(Brief): Retype the records word for word, from the first line through the line that contains "bullet 3: should (234, 742, 338, 785)", including both of those lines.

(Provided data):

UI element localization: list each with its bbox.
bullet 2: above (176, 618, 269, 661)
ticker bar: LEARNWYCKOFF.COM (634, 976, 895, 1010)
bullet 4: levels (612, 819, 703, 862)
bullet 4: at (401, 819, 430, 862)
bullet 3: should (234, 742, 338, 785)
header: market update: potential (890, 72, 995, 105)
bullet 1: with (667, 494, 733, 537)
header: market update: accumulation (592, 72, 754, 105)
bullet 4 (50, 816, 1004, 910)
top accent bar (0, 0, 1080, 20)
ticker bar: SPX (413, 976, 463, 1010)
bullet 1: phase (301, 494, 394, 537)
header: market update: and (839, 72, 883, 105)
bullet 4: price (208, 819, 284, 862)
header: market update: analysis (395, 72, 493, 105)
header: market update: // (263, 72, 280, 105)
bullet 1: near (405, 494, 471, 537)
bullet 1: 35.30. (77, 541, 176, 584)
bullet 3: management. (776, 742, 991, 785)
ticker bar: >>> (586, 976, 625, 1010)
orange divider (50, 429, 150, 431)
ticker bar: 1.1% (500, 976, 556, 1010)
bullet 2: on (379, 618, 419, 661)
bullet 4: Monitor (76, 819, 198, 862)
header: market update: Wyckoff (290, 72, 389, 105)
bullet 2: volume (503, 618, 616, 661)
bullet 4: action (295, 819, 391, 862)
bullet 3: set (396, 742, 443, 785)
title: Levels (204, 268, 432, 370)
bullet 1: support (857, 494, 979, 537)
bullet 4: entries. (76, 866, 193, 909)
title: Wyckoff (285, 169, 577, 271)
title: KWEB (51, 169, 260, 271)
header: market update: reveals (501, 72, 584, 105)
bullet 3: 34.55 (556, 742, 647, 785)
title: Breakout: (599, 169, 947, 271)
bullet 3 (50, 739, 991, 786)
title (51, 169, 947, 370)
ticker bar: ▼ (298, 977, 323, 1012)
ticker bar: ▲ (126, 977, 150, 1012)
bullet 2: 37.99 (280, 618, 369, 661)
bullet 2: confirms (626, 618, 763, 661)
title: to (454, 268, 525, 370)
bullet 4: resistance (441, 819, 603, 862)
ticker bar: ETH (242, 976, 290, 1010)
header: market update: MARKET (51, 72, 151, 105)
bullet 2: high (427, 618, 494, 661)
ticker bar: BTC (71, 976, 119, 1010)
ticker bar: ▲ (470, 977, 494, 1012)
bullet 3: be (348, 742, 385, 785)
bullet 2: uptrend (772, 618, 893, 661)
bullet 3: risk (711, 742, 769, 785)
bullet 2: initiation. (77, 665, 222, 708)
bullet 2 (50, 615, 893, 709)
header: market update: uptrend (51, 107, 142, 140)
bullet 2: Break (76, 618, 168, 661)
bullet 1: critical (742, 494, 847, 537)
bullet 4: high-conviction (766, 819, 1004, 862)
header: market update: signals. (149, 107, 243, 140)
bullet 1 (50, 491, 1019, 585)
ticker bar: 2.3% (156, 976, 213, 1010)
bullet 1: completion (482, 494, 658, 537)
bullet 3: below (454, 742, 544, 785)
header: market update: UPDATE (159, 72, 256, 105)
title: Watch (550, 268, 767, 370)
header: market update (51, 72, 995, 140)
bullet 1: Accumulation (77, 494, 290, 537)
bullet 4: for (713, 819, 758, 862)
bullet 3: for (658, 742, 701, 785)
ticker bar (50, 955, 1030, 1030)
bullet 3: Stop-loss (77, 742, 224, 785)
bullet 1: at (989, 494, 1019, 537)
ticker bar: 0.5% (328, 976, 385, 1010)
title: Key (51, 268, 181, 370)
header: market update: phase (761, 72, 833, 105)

(Exercise result):
UI element localization: list each with its bbox.
bullet 2: above (176, 618, 269, 661)
ticker bar: LEARNWYCKOFF.COM (634, 976, 895, 1010)
bullet 4: levels (612, 819, 703, 862)
bullet 4: at (401, 819, 430, 862)
bullet 3: should (234, 742, 338, 785)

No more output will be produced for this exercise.